**WHAT IS BEING ASKED:** Rewrite the lines of the records starting at "series-line [75,478,1185,999]" and ending at "x-tick-label: 2020/11/15 [866,266,886,364]", swapping "series-line" for "data-line" and leaving everything else unchanged.

Visual layout records
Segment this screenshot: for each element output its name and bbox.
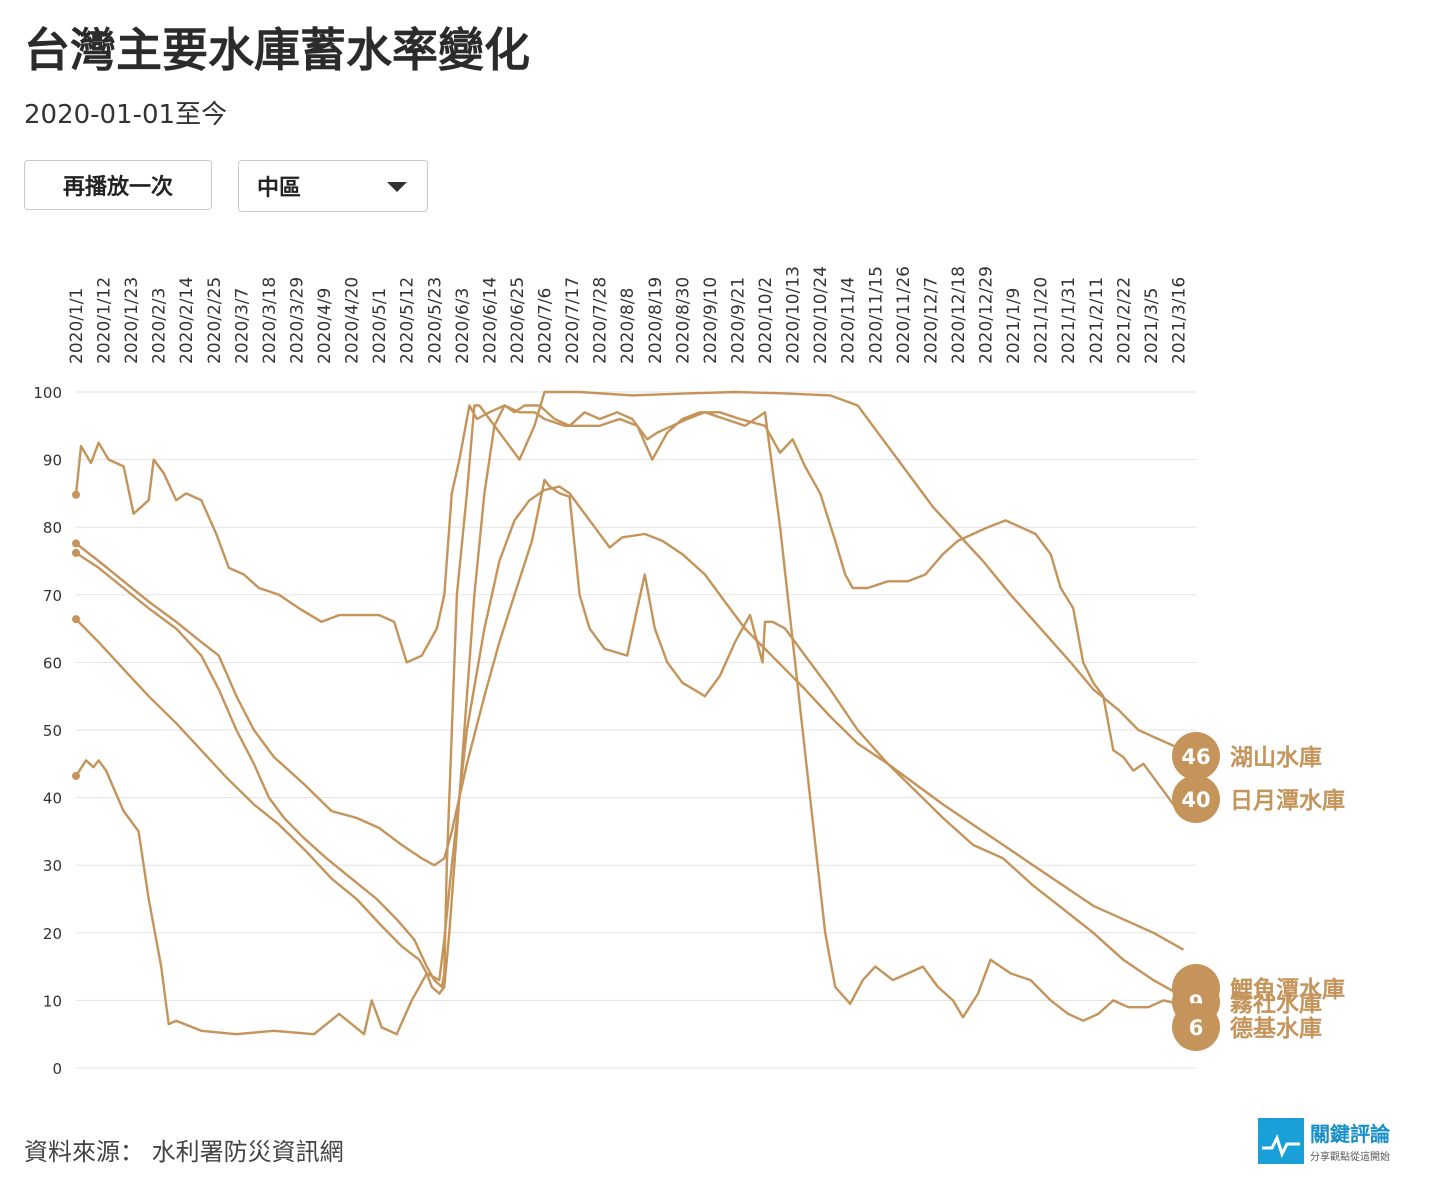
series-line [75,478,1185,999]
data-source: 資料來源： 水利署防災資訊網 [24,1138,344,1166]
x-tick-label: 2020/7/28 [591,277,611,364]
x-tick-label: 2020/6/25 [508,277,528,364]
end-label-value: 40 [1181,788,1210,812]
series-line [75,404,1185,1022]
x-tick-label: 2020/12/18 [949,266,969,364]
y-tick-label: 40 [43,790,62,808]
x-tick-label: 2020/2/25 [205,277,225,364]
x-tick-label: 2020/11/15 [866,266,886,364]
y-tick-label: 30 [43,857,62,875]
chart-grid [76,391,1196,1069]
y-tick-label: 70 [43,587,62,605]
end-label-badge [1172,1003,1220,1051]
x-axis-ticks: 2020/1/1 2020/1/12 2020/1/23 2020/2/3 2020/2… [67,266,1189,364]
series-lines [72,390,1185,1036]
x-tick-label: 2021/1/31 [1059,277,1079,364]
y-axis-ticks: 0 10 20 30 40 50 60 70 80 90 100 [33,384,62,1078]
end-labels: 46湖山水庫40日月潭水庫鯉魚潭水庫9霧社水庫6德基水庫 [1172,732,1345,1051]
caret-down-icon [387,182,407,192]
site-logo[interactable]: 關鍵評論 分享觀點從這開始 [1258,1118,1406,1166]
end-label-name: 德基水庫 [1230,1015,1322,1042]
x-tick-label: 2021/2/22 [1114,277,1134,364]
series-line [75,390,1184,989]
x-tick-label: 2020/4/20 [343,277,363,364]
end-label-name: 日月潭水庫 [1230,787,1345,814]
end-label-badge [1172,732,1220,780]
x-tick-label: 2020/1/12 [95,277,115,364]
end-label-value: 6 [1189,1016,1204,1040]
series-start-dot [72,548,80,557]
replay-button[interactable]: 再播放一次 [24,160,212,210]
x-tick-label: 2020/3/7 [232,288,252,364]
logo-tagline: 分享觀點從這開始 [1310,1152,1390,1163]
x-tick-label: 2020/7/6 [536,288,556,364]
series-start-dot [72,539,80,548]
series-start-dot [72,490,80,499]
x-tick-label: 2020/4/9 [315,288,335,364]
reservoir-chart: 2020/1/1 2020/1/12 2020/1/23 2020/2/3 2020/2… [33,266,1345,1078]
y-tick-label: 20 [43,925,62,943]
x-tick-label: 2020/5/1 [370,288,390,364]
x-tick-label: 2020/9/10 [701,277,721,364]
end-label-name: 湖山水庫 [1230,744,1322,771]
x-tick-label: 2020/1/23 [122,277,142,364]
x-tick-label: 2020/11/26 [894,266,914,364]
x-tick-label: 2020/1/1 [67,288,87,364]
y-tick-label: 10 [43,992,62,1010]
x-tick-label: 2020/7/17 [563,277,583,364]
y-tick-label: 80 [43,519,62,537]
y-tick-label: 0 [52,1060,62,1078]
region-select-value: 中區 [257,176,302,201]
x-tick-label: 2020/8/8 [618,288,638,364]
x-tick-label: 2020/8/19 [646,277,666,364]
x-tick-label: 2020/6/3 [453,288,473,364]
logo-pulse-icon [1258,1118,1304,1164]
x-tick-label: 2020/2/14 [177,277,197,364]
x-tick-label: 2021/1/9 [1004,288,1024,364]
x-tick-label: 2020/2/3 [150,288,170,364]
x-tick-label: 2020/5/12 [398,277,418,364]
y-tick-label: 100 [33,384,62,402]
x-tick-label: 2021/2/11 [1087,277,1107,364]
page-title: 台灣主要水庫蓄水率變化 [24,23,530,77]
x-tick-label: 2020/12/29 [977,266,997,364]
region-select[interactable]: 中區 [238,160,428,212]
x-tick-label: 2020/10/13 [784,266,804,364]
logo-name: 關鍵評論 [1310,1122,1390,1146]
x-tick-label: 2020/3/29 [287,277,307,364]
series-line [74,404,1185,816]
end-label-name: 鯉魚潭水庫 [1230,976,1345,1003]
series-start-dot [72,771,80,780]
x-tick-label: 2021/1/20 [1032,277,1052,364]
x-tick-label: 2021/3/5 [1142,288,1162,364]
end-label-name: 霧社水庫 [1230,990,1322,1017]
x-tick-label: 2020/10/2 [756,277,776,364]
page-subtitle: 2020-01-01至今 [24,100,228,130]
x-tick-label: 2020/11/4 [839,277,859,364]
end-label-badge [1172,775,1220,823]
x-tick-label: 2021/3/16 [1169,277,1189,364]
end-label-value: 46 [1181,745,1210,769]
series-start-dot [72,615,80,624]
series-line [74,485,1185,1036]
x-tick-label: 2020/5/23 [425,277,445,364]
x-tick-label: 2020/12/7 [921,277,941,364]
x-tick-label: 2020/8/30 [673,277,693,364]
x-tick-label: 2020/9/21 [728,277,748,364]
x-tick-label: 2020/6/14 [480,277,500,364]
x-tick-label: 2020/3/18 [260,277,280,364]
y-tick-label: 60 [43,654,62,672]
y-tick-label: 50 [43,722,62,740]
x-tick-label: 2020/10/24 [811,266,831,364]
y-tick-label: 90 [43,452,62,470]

**FULL OUTPUT:**
data-line [75,478,1185,999]
data-source: 資料來源： 水利署防災資訊網 [24,1138,344,1166]
x-tick-label: 2020/7/28 [591,277,611,364]
x-tick-label: 2020/6/25 [508,277,528,364]
end-label-value: 40 [1181,788,1210,812]
data-line [75,404,1185,1022]
x-tick-label: 2020/12/18 [949,266,969,364]
y-tick-label: 40 [43,790,62,808]
x-tick-label: 2020/2/25 [205,277,225,364]
x-tick-label: 2020/11/15 [866,266,886,364]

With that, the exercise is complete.